--- begin PROVIDED INFORMATION ---
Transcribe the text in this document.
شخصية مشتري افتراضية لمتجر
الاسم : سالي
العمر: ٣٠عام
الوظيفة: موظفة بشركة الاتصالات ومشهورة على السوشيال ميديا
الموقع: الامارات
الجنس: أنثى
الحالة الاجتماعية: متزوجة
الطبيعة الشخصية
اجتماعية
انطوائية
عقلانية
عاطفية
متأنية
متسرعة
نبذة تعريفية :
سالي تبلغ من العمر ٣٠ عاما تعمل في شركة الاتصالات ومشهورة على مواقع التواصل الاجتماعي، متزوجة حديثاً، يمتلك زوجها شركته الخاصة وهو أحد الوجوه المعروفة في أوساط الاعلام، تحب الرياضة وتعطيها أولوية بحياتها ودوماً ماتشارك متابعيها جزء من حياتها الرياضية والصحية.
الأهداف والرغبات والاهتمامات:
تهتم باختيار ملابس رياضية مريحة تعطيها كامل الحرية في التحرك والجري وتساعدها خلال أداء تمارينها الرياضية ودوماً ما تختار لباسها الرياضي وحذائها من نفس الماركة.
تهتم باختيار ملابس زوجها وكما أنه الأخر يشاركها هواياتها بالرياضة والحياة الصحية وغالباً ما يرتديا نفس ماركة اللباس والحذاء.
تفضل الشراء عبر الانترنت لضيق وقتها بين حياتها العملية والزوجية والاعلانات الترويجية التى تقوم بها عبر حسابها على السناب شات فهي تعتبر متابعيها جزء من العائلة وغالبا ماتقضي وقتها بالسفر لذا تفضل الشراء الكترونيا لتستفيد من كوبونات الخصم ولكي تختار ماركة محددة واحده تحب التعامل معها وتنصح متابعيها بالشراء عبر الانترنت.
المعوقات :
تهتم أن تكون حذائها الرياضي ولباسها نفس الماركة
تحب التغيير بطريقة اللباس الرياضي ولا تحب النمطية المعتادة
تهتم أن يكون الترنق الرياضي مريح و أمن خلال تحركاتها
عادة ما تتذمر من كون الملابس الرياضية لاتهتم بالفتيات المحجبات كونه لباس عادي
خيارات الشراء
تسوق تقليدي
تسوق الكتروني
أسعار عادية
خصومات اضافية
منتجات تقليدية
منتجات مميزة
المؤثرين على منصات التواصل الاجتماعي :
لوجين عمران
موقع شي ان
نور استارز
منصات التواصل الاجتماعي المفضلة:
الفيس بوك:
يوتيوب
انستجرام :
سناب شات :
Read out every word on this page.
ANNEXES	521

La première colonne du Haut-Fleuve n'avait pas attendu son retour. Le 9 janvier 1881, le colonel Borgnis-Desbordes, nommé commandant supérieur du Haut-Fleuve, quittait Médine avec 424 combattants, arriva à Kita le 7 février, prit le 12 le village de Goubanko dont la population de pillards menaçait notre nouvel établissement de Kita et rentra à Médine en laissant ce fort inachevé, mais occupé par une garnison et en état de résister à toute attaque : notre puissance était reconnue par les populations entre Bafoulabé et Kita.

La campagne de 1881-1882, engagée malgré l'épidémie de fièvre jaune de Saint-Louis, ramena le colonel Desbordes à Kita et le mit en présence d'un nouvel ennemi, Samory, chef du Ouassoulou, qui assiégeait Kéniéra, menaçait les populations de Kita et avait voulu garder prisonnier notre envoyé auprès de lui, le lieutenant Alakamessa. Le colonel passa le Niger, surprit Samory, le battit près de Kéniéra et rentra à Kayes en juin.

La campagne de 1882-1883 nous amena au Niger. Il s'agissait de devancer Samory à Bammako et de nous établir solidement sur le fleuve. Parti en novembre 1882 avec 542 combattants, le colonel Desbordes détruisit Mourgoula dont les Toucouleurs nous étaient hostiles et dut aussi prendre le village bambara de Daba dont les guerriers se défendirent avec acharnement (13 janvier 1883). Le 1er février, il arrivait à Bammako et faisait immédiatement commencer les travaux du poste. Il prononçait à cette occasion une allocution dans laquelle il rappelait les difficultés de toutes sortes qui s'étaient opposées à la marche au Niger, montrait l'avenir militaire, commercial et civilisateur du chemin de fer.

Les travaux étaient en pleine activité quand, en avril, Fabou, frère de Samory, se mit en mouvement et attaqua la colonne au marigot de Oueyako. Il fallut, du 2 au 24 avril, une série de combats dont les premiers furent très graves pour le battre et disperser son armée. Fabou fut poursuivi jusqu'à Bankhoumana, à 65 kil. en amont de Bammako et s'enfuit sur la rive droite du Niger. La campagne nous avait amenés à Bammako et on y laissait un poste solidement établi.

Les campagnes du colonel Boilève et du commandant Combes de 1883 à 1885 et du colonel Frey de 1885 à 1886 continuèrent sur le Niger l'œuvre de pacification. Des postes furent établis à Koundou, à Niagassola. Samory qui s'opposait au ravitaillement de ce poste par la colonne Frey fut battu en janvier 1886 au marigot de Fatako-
--- end PROVIDED INFORMATION ---
TASK STATEMENT
Every line that holds the string "باختيار" should be returned.

ANSWER TO THE TASK
تهتم باختيار ملابس رياضية مريحة تعطيها كامل الحرية في التحرك والجري وتساعدها خلال أداء تمارينها الرياضية ودوماً ما تختار لباسها الرياضي وحذائها من نفس الماركة.
تهتم باختيار ملابس زوجها وكما أنه الأخر يشاركها هواياتها بالرياضة والحياة الصحية وغالباً ما يرتديا نفس ماركة اللباس والحذاء.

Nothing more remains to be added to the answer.